What you need to do: Scan each line of the records for the word "Gbps" and extract the ones that have it.

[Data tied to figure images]
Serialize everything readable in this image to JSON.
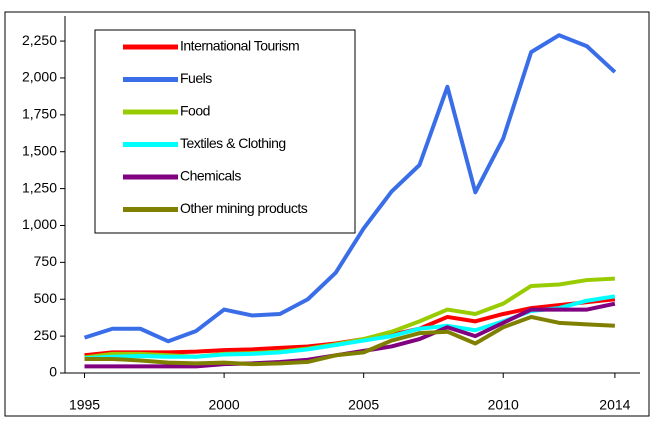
{
  "chart_data": {
    "type": "line",
    "x": [
      1995,
      1996,
      1997,
      1998,
      1999,
      2000,
      2001,
      2002,
      2003,
      2004,
      2005,
      2006,
      2007,
      2008,
      2009,
      2010,
      2011,
      2012,
      2013,
      2014
    ],
    "series": [
      {
        "name": "International Tourism",
        "color": "#ff0000",
        "values": [
          120,
          140,
          140,
          140,
          145,
          155,
          160,
          170,
          180,
          200,
          230,
          260,
          300,
          380,
          350,
          400,
          440,
          460,
          480,
          500
        ]
      },
      {
        "name": "Fuels",
        "color": "#3a6ee8",
        "values": [
          240,
          300,
          300,
          215,
          285,
          430,
          390,
          400,
          500,
          680,
          980,
          1230,
          1410,
          1940,
          1225,
          1590,
          2175,
          2290,
          2215,
          2040
        ]
      },
      {
        "name": "Food",
        "color": "#99cc00",
        "values": [
          105,
          130,
          130,
          120,
          110,
          130,
          135,
          145,
          165,
          195,
          230,
          280,
          350,
          430,
          400,
          470,
          590,
          600,
          630,
          640
        ]
      },
      {
        "name": "Textiles & Clothing",
        "color": "#00ffff",
        "values": [
          100,
          110,
          115,
          110,
          110,
          125,
          130,
          140,
          160,
          190,
          220,
          250,
          300,
          320,
          290,
          350,
          420,
          440,
          490,
          520
        ]
      },
      {
        "name": "Chemicals",
        "color": "#800080",
        "values": [
          45,
          45,
          45,
          45,
          45,
          60,
          65,
          75,
          90,
          120,
          150,
          180,
          230,
          310,
          250,
          340,
          430,
          430,
          430,
          470
        ]
      },
      {
        "name": "Other mining products",
        "color": "#808000",
        "values": [
          95,
          95,
          85,
          70,
          65,
          70,
          60,
          65,
          75,
          120,
          140,
          220,
          270,
          280,
          200,
          310,
          380,
          340,
          330,
          320
        ]
      }
    ],
    "xlim": [
      1994.3,
      2014.9
    ],
    "xticks": [
      1995,
      2000,
      2005,
      2010,
      2014
    ],
    "ylim": [
      0,
      2420
    ],
    "yticks": [
      0,
      250,
      500,
      750,
      {
        "value": 1000,
        "label": "1,000"
      },
      {
        "value": 1250,
        "label": "1,250"
      },
      {
        "value": 1500,
        "label": "1,500"
      },
      {
        "value": 1750,
        "label": "1,750"
      },
      {
        "value": 2000,
        "label": "2,000"
      },
      {
        "value": 2250,
        "label": "2,250"
      }
    ],
    "grid": false,
    "legend": "upper-left"
  }
}
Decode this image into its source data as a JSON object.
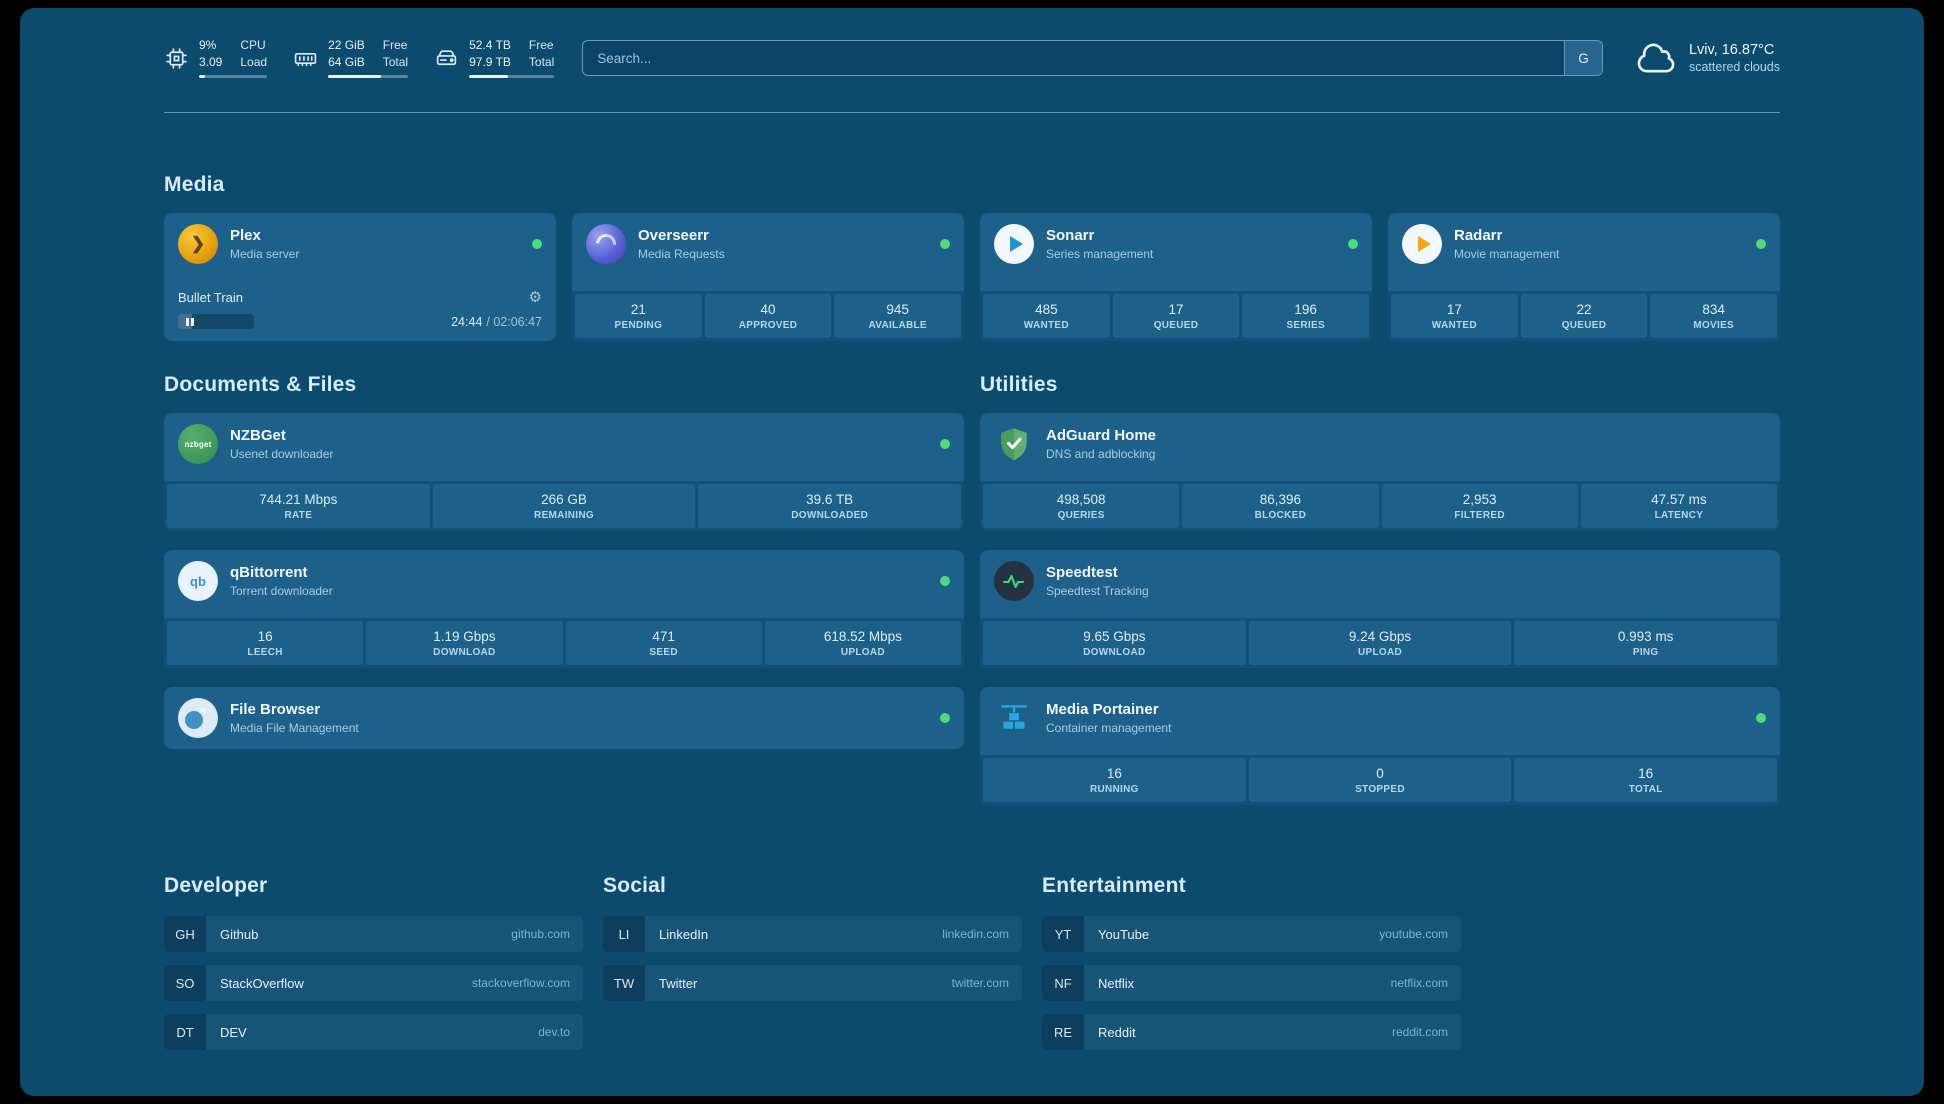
{
  "theme": {
    "background": "#0c4a6e",
    "card": "#1d6089",
    "card_grid": "#11517a",
    "status_online": "#4ade80",
    "link": "#6fb9e0",
    "heading": "#d6edfb",
    "bookmark_row": "#175478",
    "bookmark_abbr": "#0d3e5d"
  },
  "topbar": {
    "resources": [
      {
        "icon": "cpu-icon",
        "rows": [
          {
            "value": "9%",
            "label": "CPU"
          },
          {
            "value": "3.09",
            "label": "Load"
          }
        ],
        "progress_pct": 9
      },
      {
        "icon": "memory-icon",
        "rows": [
          {
            "value": "22 GiB",
            "label": "Free"
          },
          {
            "value": "64 GiB",
            "label": "Total"
          }
        ],
        "progress_pct": 66
      },
      {
        "icon": "disk-icon",
        "rows": [
          {
            "value": "52.4 TB",
            "label": "Free"
          },
          {
            "value": "97.9 TB",
            "label": "Total"
          }
        ],
        "progress_pct": 46
      }
    ],
    "search": {
      "placeholder": "Search...",
      "button_label": "G"
    },
    "weather": {
      "location": "Lviv, 16.87°C",
      "condition": "scattered clouds"
    }
  },
  "media": {
    "title": "Media",
    "cards": {
      "plex": {
        "name": "Plex",
        "subtitle": "Media server",
        "status": "online",
        "now_playing": {
          "title": "Bullet Train",
          "elapsed": "24:44",
          "total_display": "/ 02:06:47",
          "progress_pct": 19
        }
      },
      "overseerr": {
        "name": "Overseerr",
        "subtitle": "Media Requests",
        "status": "online",
        "stats": [
          {
            "value": "21",
            "label": "PENDING"
          },
          {
            "value": "40",
            "label": "APPROVED"
          },
          {
            "value": "945",
            "label": "AVAILABLE"
          }
        ]
      },
      "sonarr": {
        "name": "Sonarr",
        "subtitle": "Series management",
        "status": "online",
        "stats": [
          {
            "value": "485",
            "label": "WANTED"
          },
          {
            "value": "17",
            "label": "QUEUED"
          },
          {
            "value": "196",
            "label": "SERIES"
          }
        ]
      },
      "radarr": {
        "name": "Radarr",
        "subtitle": "Movie management",
        "status": "online",
        "stats": [
          {
            "value": "17",
            "label": "WANTED"
          },
          {
            "value": "22",
            "label": "QUEUED"
          },
          {
            "value": "834",
            "label": "MOVIES"
          }
        ]
      }
    }
  },
  "documents": {
    "title": "Documents & Files",
    "cards": {
      "nzbget": {
        "name": "NZBGet",
        "subtitle": "Usenet downloader",
        "status": "online",
        "icon_text": "nzbget",
        "stats": [
          {
            "value": "744.21 Mbps",
            "label": "RATE"
          },
          {
            "value": "266 GB",
            "label": "REMAINING"
          },
          {
            "value": "39.6 TB",
            "label": "DOWNLOADED"
          }
        ]
      },
      "qbittorrent": {
        "name": "qBittorrent",
        "subtitle": "Torrent downloader",
        "status": "online",
        "icon_text": "qb",
        "stats": [
          {
            "value": "16",
            "label": "LEECH"
          },
          {
            "value": "1.19 Gbps",
            "label": "DOWNLOAD"
          },
          {
            "value": "471",
            "label": "SEED"
          },
          {
            "value": "618.52 Mbps",
            "label": "UPLOAD"
          }
        ]
      },
      "filebrowser": {
        "name": "File Browser",
        "subtitle": "Media File Management",
        "status": "online"
      }
    }
  },
  "utilities": {
    "title": "Utilities",
    "cards": {
      "adguard": {
        "name": "AdGuard Home",
        "subtitle": "DNS and adblocking",
        "stats": [
          {
            "value": "498,508",
            "label": "QUERIES"
          },
          {
            "value": "86,396",
            "label": "BLOCKED"
          },
          {
            "value": "2,953",
            "label": "FILTERED"
          },
          {
            "value": "47.57 ms",
            "label": "LATENCY"
          }
        ]
      },
      "speedtest": {
        "name": "Speedtest",
        "subtitle": "Speedtest Tracking",
        "stats": [
          {
            "value": "9.65 Gbps",
            "label": "DOWNLOAD"
          },
          {
            "value": "9.24 Gbps",
            "label": "UPLOAD"
          },
          {
            "value": "0.993 ms",
            "label": "PING"
          }
        ]
      },
      "portainer": {
        "name": "Media Portainer",
        "subtitle": "Container management",
        "status": "online",
        "stats": [
          {
            "value": "16",
            "label": "RUNNING"
          },
          {
            "value": "0",
            "label": "STOPPED"
          },
          {
            "value": "16",
            "label": "TOTAL"
          }
        ]
      }
    }
  },
  "bookmarks": {
    "developer": {
      "title": "Developer",
      "items": [
        {
          "abbr": "GH",
          "name": "Github",
          "url": "github.com"
        },
        {
          "abbr": "SO",
          "name": "StackOverflow",
          "url": "stackoverflow.com"
        },
        {
          "abbr": "DT",
          "name": "DEV",
          "url": "dev.to"
        }
      ]
    },
    "social": {
      "title": "Social",
      "items": [
        {
          "abbr": "LI",
          "name": "LinkedIn",
          "url": "linkedin.com"
        },
        {
          "abbr": "TW",
          "name": "Twitter",
          "url": "twitter.com"
        }
      ]
    },
    "entertainment": {
      "title": "Entertainment",
      "items": [
        {
          "abbr": "YT",
          "name": "YouTube",
          "url": "youtube.com"
        },
        {
          "abbr": "NF",
          "name": "Netflix",
          "url": "netflix.com"
        },
        {
          "abbr": "RE",
          "name": "Reddit",
          "url": "reddit.com"
        }
      ]
    }
  }
}
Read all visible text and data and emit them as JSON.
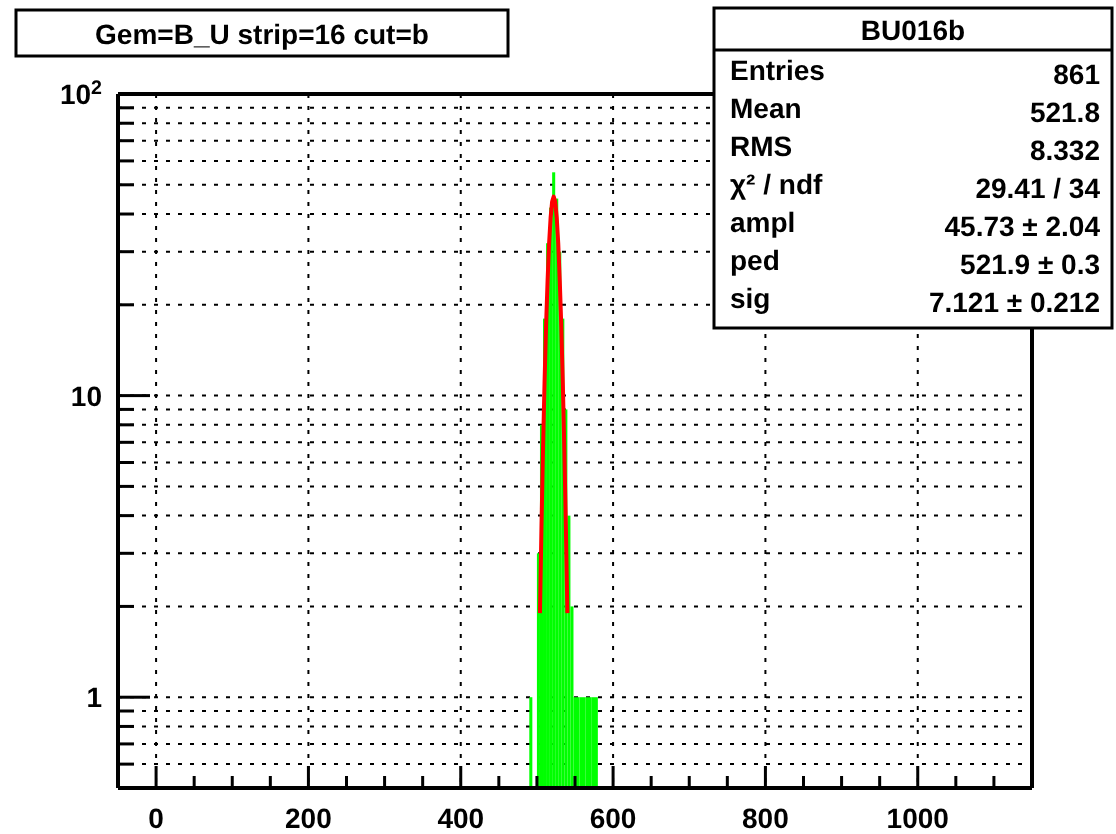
{
  "chart_data": {
    "type": "histogram",
    "title": "Gem=B_U strip=16 cut=b",
    "annotations": [
      "BU016b",
      "Entries",
      "861",
      "Mean",
      "521.8",
      "RMS",
      "8.332",
      "χ² / ndf",
      "29.41 / 34",
      "ampl",
      "45.73 ± 2.04",
      "ped",
      "521.9 ± 0.3",
      "sig",
      "7.121 ± 0.212"
    ],
    "series": [
      {
        "color": "#00ff00",
        "bins": [
          490,
          494,
          500,
          504,
          508,
          512,
          516,
          520,
          524,
          528,
          532,
          536,
          540,
          544,
          548,
          556,
          564,
          572,
          580
        ],
        "values": [
          1,
          null,
          3,
          8,
          18,
          32,
          42,
          55,
          45,
          30,
          18,
          9,
          4,
          2,
          1,
          1,
          1,
          1
        ]
      },
      {
        "type": "line",
        "color": "#ff0000",
        "x": [
          504,
          506,
          508,
          510,
          512,
          514,
          516,
          518,
          520,
          522,
          524,
          526,
          528,
          530,
          532,
          534,
          536,
          538,
          540
        ],
        "values": [
          1.9,
          3.7,
          6.6,
          11,
          17,
          24,
          32,
          39,
          44,
          45.7,
          44,
          39,
          32,
          24,
          17,
          11,
          6.6,
          3.7,
          1.9
        ]
      }
    ],
    "xlim": [
      -50,
      1150
    ],
    "xticks": [
      {
        "value": -50,
        "label": null
      },
      0,
      {
        "value": 50,
        "label": null
      },
      {
        "value": 100,
        "label": null
      },
      {
        "value": 150,
        "label": null
      },
      200,
      {
        "value": 250,
        "label": null
      },
      {
        "value": 300,
        "label": null
      },
      {
        "value": 350,
        "label": null
      },
      400,
      {
        "value": 450,
        "label": null
      },
      {
        "value": 500,
        "label": null
      },
      {
        "value": 550,
        "label": null
      },
      600,
      {
        "value": 650,
        "label": null
      },
      {
        "value": 700,
        "label": null
      },
      {
        "value": 750,
        "label": null
      },
      800,
      {
        "value": 850,
        "label": null
      },
      {
        "value": 900,
        "label": null
      },
      {
        "value": 950,
        "label": null
      },
      1000,
      {
        "value": 1050,
        "label": null
      },
      {
        "value": 1100,
        "label": null
      }
    ],
    "ylim": [
      0.5,
      100
    ],
    "yticks": [
      {
        "value": 0.6,
        "label": null
      },
      {
        "value": 0.7,
        "label": null
      },
      {
        "value": 0.8,
        "label": null
      },
      {
        "value": 0.9,
        "label": null
      },
      1,
      {
        "value": 2,
        "label": null
      },
      {
        "value": 3,
        "label": null
      },
      {
        "value": 4,
        "label": null
      },
      {
        "value": 5,
        "label": null
      },
      {
        "value": 6,
        "label": null
      },
      {
        "value": 7,
        "label": null
      },
      {
        "value": 8,
        "label": null
      },
      {
        "value": 9,
        "label": null
      },
      10,
      {
        "value": 20,
        "label": null
      },
      {
        "value": 30,
        "label": null
      },
      {
        "value": 40,
        "label": null
      },
      {
        "value": 50,
        "label": null
      },
      {
        "value": 60,
        "label": null
      },
      {
        "value": 70,
        "label": null
      },
      {
        "value": 80,
        "label": null
      },
      {
        "value": 90,
        "label": null
      },
      {
        "value": 100,
        "label": "10$^{2}$"
      }
    ],
    "log": true,
    "grid": true
  }
}
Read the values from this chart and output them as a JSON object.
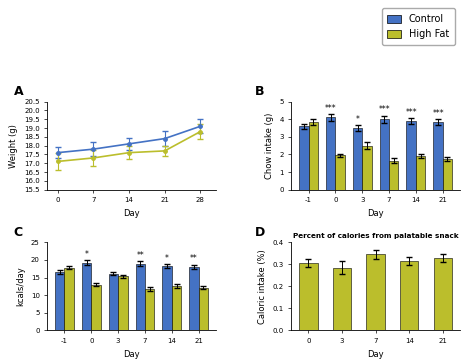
{
  "colors": {
    "control": "#4472C4",
    "high_fat": "#BBBE2C",
    "background": "#FFFFFF",
    "ax_background": "#FFFFFF"
  },
  "legend": {
    "control": "Control",
    "high_fat": "High Fat"
  },
  "panel_A": {
    "title": "A",
    "xlabel": "Day",
    "ylabel": "Weight (g)",
    "days": [
      0,
      7,
      14,
      21,
      28
    ],
    "control_mean": [
      17.6,
      17.8,
      18.1,
      18.4,
      19.1
    ],
    "control_err": [
      0.3,
      0.4,
      0.35,
      0.45,
      0.4
    ],
    "hf_mean": [
      17.1,
      17.3,
      17.6,
      17.7,
      18.8
    ],
    "hf_err": [
      0.5,
      0.45,
      0.35,
      0.3,
      0.45
    ],
    "ylim": [
      15.5,
      20.5
    ],
    "yticks": [
      15.5,
      16.0,
      16.5,
      17.0,
      17.5,
      18.0,
      18.5,
      19.0,
      19.5,
      20.0,
      20.5
    ]
  },
  "panel_B": {
    "title": "B",
    "xlabel": "Day",
    "ylabel": "Chow intake (g)",
    "days": [
      -1,
      0,
      3,
      7,
      14,
      21
    ],
    "control_mean": [
      3.6,
      4.1,
      3.5,
      4.0,
      3.9,
      3.85
    ],
    "control_err": [
      0.15,
      0.2,
      0.15,
      0.2,
      0.15,
      0.15
    ],
    "hf_mean": [
      3.85,
      1.95,
      2.5,
      1.65,
      1.9,
      1.75
    ],
    "hf_err": [
      0.15,
      0.1,
      0.2,
      0.12,
      0.12,
      0.1
    ],
    "ylim": [
      0,
      5
    ],
    "yticks": [
      0,
      1,
      2,
      3,
      4,
      5
    ],
    "sig_control": [
      "",
      "***",
      "*",
      "***",
      "***",
      "***"
    ]
  },
  "panel_C": {
    "title": "C",
    "xlabel": "Day",
    "ylabel": "kcals/day",
    "days": [
      -1,
      0,
      3,
      7,
      14,
      21
    ],
    "control_mean": [
      16.6,
      19.2,
      16.1,
      18.9,
      18.2,
      18.1
    ],
    "control_err": [
      0.6,
      0.7,
      0.5,
      0.7,
      0.6,
      0.6
    ],
    "hf_mean": [
      17.8,
      13.0,
      15.3,
      11.7,
      12.6,
      12.1
    ],
    "hf_err": [
      0.5,
      0.5,
      0.4,
      0.5,
      0.5,
      0.4
    ],
    "ylim": [
      0,
      25
    ],
    "yticks": [
      0,
      5,
      10,
      15,
      20,
      25
    ],
    "sig_control": [
      "",
      "*",
      "",
      "**",
      "*",
      "**"
    ]
  },
  "panel_D": {
    "title": "D",
    "panel_title": "Percent of calories from palatable snack",
    "xlabel": "Day",
    "ylabel": "Caloric intake (%)",
    "days": [
      0,
      3,
      7,
      14,
      21
    ],
    "hf_mean": [
      0.305,
      0.285,
      0.345,
      0.315,
      0.328
    ],
    "hf_err": [
      0.018,
      0.03,
      0.022,
      0.018,
      0.018
    ],
    "ylim": [
      0.0,
      0.4
    ],
    "yticks": [
      0.0,
      0.1,
      0.2,
      0.3,
      0.4
    ]
  }
}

Written response:
            "value": "1.19 Gbps",
            "value": "9.65 Gbps",
            "value": "9.24 Gbps",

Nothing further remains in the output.